[Task brief]
Copy the full set of lines exactly as given.

[Data entries]
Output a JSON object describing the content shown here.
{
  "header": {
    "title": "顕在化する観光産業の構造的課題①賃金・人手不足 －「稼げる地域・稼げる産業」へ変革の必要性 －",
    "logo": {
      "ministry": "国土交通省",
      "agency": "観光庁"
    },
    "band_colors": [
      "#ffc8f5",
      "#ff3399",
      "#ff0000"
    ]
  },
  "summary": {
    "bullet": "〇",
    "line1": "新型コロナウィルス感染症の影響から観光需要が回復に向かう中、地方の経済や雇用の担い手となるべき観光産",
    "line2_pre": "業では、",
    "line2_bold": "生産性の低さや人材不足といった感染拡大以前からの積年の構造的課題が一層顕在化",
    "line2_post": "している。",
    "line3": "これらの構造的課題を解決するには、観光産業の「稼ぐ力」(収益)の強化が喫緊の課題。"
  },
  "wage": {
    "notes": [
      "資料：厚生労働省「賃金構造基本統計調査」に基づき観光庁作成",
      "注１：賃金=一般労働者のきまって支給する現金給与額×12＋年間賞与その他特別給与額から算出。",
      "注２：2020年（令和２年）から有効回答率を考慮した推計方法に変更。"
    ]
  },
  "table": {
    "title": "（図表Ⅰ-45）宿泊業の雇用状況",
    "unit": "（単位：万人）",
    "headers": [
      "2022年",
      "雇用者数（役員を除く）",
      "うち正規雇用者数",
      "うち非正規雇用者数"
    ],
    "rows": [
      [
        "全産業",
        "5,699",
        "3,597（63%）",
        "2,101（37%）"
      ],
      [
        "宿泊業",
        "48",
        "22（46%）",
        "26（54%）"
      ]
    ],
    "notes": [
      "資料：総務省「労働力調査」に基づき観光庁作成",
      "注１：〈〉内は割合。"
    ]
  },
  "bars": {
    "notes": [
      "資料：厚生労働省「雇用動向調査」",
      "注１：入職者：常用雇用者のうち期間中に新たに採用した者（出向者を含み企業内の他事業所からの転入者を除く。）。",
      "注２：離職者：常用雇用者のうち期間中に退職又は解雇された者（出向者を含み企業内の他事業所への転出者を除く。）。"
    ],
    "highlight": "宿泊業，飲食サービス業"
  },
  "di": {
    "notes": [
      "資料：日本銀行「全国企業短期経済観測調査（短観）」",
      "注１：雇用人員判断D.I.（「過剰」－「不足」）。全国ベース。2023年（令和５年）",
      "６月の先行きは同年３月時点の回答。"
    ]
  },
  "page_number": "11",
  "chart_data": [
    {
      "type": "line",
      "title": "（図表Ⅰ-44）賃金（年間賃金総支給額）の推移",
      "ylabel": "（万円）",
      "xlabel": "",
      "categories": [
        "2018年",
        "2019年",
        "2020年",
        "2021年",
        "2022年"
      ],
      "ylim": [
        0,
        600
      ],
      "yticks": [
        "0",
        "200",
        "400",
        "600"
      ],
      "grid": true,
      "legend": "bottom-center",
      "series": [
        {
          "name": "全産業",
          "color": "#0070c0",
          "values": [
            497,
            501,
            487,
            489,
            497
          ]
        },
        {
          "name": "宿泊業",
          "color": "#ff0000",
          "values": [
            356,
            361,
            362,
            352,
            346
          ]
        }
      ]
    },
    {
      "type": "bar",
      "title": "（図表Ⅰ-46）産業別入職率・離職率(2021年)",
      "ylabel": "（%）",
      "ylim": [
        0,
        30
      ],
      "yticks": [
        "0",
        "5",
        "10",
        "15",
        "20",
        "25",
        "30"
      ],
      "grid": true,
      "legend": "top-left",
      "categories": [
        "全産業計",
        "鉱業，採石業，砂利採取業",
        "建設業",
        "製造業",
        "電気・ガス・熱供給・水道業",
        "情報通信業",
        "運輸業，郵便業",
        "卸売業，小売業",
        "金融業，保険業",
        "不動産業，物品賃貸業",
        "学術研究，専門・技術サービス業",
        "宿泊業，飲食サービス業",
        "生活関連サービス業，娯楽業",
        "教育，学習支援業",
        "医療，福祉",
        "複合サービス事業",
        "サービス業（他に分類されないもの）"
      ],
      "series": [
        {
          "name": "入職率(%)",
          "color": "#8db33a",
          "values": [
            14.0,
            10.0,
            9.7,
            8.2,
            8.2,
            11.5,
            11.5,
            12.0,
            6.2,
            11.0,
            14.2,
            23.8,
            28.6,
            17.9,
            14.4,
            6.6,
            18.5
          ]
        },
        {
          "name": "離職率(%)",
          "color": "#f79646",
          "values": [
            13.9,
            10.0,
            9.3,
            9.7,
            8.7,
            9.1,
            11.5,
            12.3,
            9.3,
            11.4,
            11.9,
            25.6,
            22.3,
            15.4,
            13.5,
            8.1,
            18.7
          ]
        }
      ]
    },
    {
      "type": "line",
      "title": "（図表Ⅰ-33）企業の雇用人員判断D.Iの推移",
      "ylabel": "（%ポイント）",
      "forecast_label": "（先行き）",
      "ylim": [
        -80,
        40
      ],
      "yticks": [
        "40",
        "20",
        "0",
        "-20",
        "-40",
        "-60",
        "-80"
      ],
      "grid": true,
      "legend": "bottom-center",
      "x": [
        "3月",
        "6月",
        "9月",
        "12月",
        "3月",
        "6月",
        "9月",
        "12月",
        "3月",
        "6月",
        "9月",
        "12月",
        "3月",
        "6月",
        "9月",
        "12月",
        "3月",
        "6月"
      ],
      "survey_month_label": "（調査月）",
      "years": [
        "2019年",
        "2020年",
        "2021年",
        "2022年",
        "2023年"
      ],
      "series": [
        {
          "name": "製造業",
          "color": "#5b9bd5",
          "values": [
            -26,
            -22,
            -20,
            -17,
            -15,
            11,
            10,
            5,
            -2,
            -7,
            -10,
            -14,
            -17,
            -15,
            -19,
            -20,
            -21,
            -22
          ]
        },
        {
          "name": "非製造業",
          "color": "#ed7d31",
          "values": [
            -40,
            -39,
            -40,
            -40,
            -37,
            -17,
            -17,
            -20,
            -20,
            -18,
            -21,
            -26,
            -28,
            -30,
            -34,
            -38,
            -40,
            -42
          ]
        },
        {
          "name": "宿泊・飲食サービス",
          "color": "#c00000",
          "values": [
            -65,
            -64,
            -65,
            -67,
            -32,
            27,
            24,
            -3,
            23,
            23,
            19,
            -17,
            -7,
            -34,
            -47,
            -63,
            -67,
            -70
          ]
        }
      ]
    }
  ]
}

[Expected answer]
Output a JSON object describing the content shown here.
{
  "header": {
    "title": "顕在化する観光産業の構造的課題①賃金・人手不足 －「稼げる地域・稼げる産業」へ変革の必要性 －",
    "logo": {
      "ministry": "国土交通省",
      "agency": "観光庁"
    },
    "band_colors": [
      "#ffc8f5",
      "#ff3399",
      "#ff0000"
    ]
  },
  "summary": {
    "bullet": "〇",
    "line1": "新型コロナウィルス感染症の影響から観光需要が回復に向かう中、地方の経済や雇用の担い手となるべき観光産",
    "line2_pre": "業では、",
    "line2_bold": "生産性の低さや人材不足といった感染拡大以前からの積年の構造的課題が一層顕在化",
    "line2_post": "している。",
    "line3": "これらの構造的課題を解決するには、観光産業の「稼ぐ力」(収益)の強化が喫緊の課題。"
  },
  "wage": {
    "notes": [
      "資料：厚生労働省「賃金構造基本統計調査」に基づき観光庁作成",
      "注１：賃金=一般労働者のきまって支給する現金給与額×12＋年間賞与その他特別給与額から算出。",
      "注２：2020年（令和２年）から有効回答率を考慮した推計方法に変更。"
    ]
  },
  "table": {
    "title": "（図表Ⅰ-45）宿泊業の雇用状況",
    "unit": "（単位：万人）",
    "headers": [
      "2022年",
      "雇用者数（役員を除く）",
      "うち正規雇用者数",
      "うち非正規雇用者数"
    ],
    "rows": [
      [
        "全産業",
        "5,699",
        "3,597（63%）",
        "2,101（37%）"
      ],
      [
        "宿泊業",
        "48",
        "22（46%）",
        "26（54%）"
      ]
    ],
    "notes": [
      "資料：総務省「労働力調査」に基づき観光庁作成",
      "注１：〈〉内は割合。"
    ]
  },
  "bars": {
    "notes": [
      "資料：厚生労働省「雇用動向調査」",
      "注１：入職者：常用雇用者のうち期間中に新たに採用した者（出向者を含み企業内の他事業所からの転入者を除く。）。",
      "注２：離職者：常用雇用者のうち期間中に退職又は解雇された者（出向者を含み企業内の他事業所への転出者を除く。）。"
    ],
    "highlight": "宿泊業，飲食サービス業"
  },
  "di": {
    "notes": [
      "資料：日本銀行「全国企業短期経済観測調査（短観）」",
      "注１：雇用人員判断D.I.（「過剰」－「不足」）。全国ベース。2023年（令和５年）",
      "６月の先行きは同年３月時点の回答。"
    ]
  },
  "page_number": "11",
  "chart_data": [
    {
      "type": "line",
      "title": "（図表Ⅰ-44）賃金（年間賃金総支給額）の推移",
      "ylabel": "（万円）",
      "xlabel": "",
      "categories": [
        "2018年",
        "2019年",
        "2020年",
        "2021年",
        "2022年"
      ],
      "ylim": [
        0,
        600
      ],
      "yticks": [
        "0",
        "200",
        "400",
        "600"
      ],
      "grid": true,
      "legend": "bottom-center",
      "series": [
        {
          "name": "全産業",
          "color": "#0070c0",
          "values": [
            497,
            501,
            487,
            489,
            497
          ]
        },
        {
          "name": "宿泊業",
          "color": "#ff0000",
          "values": [
            356,
            361,
            362,
            352,
            346
          ]
        }
      ]
    },
    {
      "type": "bar",
      "title": "（図表Ⅰ-46）産業別入職率・離職率(2021年)",
      "ylabel": "（%）",
      "ylim": [
        0,
        30
      ],
      "yticks": [
        "0",
        "5",
        "10",
        "15",
        "20",
        "25",
        "30"
      ],
      "grid": true,
      "legend": "top-left",
      "categories": [
        "全産業計",
        "鉱業，採石業，砂利採取業",
        "建設業",
        "製造業",
        "電気・ガス・熱供給・水道業",
        "情報通信業",
        "運輸業，郵便業",
        "卸売業，小売業",
        "金融業，保険業",
        "不動産業，物品賃貸業",
        "学術研究，専門・技術サービス業",
        "宿泊業，飲食サービス業",
        "生活関連サービス業，娯楽業",
        "教育，学習支援業",
        "医療，福祉",
        "複合サービス事業",
        "サービス業（他に分類されないもの）"
      ],
      "series": [
        {
          "name": "入職率(%)",
          "color": "#8db33a",
          "values": [
            14.0,
            10.0,
            9.7,
            8.2,
            8.2,
            11.5,
            11.5,
            12.0,
            6.2,
            11.0,
            14.2,
            23.8,
            28.6,
            17.9,
            14.4,
            6.6,
            18.5
          ]
        },
        {
          "name": "離職率(%)",
          "color": "#f79646",
          "values": [
            13.9,
            10.0,
            9.3,
            9.7,
            8.7,
            9.1,
            11.5,
            12.3,
            9.3,
            11.4,
            11.9,
            25.6,
            22.3,
            15.4,
            13.5,
            8.1,
            18.7
          ]
        }
      ]
    },
    {
      "type": "line",
      "title": "（図表Ⅰ-33）企業の雇用人員判断D.Iの推移",
      "ylabel": "（%ポイント）",
      "forecast_label": "（先行き）",
      "ylim": [
        -80,
        40
      ],
      "yticks": [
        "40",
        "20",
        "0",
        "-20",
        "-40",
        "-60",
        "-80"
      ],
      "grid": true,
      "legend": "bottom-center",
      "x": [
        "3月",
        "6月",
        "9月",
        "12月",
        "3月",
        "6月",
        "9月",
        "12月",
        "3月",
        "6月",
        "9月",
        "12月",
        "3月",
        "6月",
        "9月",
        "12月",
        "3月",
        "6月"
      ],
      "survey_month_label": "（調査月）",
      "years": [
        "2019年",
        "2020年",
        "2021年",
        "2022年",
        "2023年"
      ],
      "series": [
        {
          "name": "製造業",
          "color": "#5b9bd5",
          "values": [
            -26,
            -22,
            -20,
            -17,
            -15,
            11,
            10,
            5,
            -2,
            -7,
            -10,
            -14,
            -17,
            -15,
            -19,
            -20,
            -21,
            -22
          ]
        },
        {
          "name": "非製造業",
          "color": "#ed7d31",
          "values": [
            -40,
            -39,
            -40,
            -40,
            -37,
            -17,
            -17,
            -20,
            -20,
            -18,
            -21,
            -26,
            -28,
            -30,
            -34,
            -38,
            -40,
            -42
          ]
        },
        {
          "name": "宿泊・飲食サービス",
          "color": "#c00000",
          "values": [
            -65,
            -64,
            -65,
            -67,
            -32,
            27,
            24,
            -3,
            23,
            23,
            19,
            -17,
            -7,
            -34,
            -47,
            -63,
            -67,
            -70
          ]
        }
      ]
    }
  ]
}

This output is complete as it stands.